** Request **
From the entries below, copy every line where the string "Partaloa" appears.

[Source records]

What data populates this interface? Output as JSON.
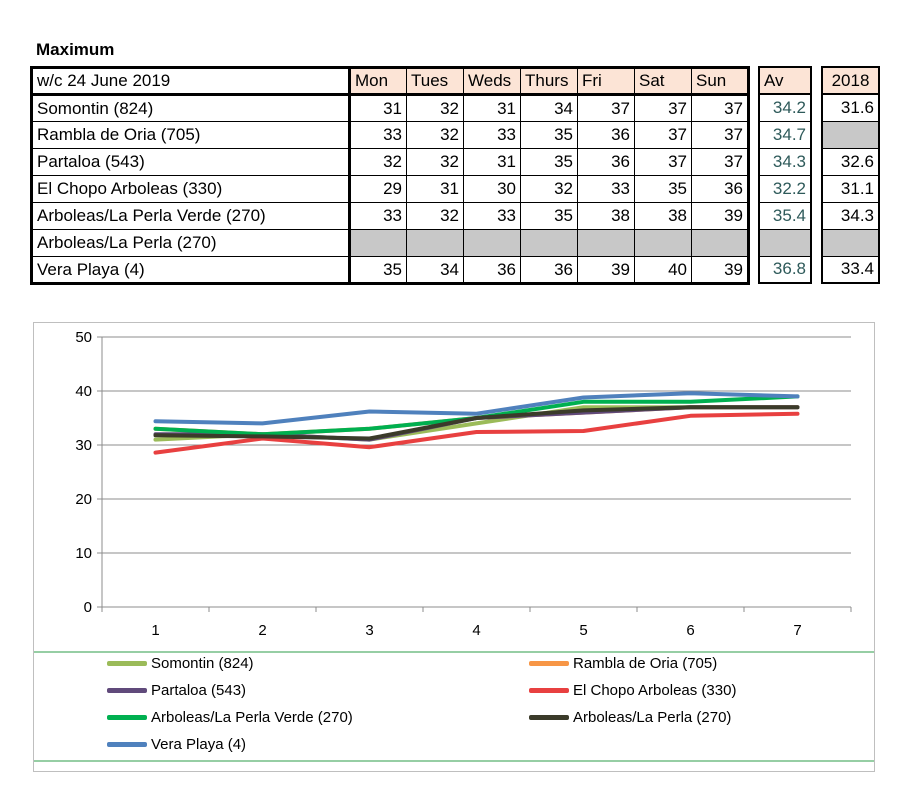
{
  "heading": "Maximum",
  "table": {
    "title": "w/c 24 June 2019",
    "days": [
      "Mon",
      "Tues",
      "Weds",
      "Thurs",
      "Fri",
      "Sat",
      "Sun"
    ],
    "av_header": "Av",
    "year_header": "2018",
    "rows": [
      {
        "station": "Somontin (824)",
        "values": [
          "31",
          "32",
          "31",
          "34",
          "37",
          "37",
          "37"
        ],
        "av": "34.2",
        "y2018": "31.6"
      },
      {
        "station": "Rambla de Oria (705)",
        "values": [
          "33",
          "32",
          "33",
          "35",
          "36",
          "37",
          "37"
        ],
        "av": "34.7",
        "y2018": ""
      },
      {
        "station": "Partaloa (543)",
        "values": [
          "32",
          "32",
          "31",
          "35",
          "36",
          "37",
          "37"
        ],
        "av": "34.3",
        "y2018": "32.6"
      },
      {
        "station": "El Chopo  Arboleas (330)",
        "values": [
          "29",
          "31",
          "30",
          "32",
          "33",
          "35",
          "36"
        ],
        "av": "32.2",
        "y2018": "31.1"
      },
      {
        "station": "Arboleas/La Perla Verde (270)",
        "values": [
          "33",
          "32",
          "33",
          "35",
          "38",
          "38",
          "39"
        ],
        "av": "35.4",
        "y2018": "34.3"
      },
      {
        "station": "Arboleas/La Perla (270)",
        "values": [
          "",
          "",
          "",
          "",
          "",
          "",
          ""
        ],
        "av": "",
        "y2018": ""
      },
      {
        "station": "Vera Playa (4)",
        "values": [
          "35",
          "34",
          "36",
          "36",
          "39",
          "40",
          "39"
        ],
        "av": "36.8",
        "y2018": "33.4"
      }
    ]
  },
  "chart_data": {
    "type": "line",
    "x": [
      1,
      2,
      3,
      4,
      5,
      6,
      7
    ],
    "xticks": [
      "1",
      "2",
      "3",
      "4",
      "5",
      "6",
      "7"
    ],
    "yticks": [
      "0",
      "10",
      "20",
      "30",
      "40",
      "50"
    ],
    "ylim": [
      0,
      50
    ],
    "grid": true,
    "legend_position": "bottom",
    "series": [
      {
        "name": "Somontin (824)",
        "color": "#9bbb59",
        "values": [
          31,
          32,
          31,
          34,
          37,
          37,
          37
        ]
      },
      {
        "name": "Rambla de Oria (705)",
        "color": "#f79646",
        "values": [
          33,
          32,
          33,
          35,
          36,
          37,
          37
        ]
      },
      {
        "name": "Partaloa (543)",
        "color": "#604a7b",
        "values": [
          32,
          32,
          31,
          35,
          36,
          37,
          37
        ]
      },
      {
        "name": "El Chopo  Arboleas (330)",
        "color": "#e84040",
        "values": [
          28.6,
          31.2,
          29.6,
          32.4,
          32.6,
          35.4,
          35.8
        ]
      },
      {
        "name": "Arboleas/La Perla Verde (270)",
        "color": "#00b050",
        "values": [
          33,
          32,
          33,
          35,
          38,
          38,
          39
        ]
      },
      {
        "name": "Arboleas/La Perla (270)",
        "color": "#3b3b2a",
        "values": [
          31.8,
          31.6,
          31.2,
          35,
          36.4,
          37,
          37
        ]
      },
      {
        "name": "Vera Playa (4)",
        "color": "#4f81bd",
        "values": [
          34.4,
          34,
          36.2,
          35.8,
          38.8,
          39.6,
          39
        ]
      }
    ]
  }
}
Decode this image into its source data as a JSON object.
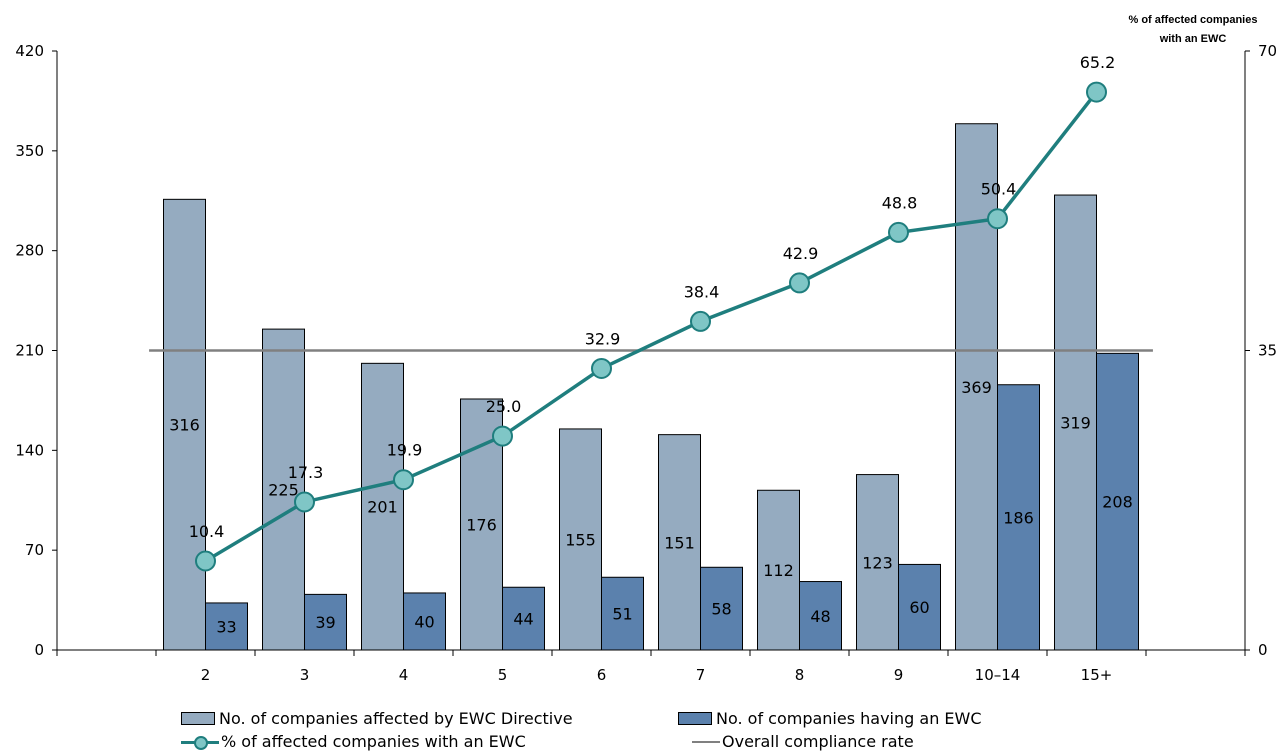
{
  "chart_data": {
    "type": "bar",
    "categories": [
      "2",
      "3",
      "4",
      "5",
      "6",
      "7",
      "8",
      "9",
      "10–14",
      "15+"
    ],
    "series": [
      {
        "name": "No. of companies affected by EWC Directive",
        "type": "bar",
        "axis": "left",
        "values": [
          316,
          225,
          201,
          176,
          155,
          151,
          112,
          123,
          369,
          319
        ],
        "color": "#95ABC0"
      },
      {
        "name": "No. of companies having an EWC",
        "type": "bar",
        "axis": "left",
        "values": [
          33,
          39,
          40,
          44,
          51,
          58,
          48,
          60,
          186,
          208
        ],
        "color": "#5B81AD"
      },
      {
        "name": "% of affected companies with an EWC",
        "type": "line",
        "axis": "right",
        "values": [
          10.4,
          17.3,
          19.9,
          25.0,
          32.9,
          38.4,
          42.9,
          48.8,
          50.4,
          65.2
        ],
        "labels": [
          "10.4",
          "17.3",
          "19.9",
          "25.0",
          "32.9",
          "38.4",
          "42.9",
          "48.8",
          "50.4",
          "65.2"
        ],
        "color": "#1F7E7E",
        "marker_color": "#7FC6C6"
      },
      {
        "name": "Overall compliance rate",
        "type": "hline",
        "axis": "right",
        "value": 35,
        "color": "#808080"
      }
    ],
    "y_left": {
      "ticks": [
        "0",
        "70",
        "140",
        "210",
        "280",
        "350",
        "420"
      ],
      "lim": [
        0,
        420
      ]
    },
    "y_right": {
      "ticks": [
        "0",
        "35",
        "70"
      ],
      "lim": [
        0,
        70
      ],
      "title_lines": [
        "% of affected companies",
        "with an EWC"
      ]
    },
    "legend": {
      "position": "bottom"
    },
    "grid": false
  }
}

...

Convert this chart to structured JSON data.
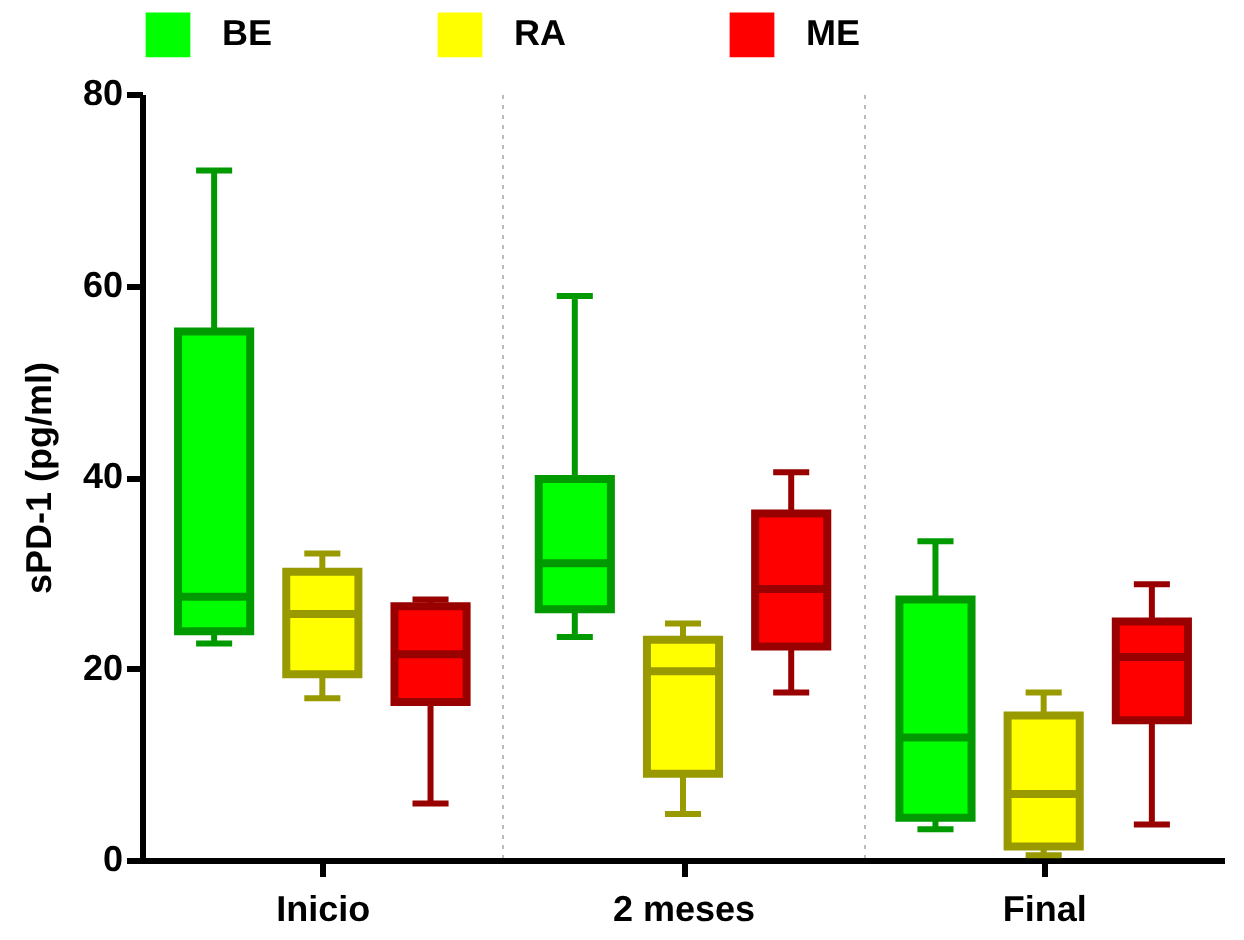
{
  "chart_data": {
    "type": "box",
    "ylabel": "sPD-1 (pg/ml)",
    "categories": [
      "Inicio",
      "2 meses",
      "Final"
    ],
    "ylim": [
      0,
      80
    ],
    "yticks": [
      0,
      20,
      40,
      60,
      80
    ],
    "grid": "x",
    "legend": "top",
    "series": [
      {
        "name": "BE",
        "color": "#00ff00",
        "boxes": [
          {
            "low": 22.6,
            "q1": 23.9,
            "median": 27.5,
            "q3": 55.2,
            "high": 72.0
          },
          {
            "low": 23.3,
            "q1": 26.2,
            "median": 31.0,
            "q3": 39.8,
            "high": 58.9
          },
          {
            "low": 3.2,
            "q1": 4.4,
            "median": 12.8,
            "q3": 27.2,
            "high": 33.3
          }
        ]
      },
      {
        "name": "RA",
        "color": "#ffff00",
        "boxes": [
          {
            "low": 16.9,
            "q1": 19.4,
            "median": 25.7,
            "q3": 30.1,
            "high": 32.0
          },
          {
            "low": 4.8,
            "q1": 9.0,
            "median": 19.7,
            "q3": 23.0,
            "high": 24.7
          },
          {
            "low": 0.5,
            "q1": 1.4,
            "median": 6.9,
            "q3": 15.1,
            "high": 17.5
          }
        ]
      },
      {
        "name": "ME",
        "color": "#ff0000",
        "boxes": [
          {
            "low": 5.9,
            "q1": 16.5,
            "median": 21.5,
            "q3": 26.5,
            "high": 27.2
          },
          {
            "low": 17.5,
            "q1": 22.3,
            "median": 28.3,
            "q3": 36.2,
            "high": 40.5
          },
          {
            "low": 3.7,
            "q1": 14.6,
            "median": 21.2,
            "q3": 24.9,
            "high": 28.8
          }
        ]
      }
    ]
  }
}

** Answer in full **
        "station": "Partaloa (543)",
        "name": "Partaloa (543)",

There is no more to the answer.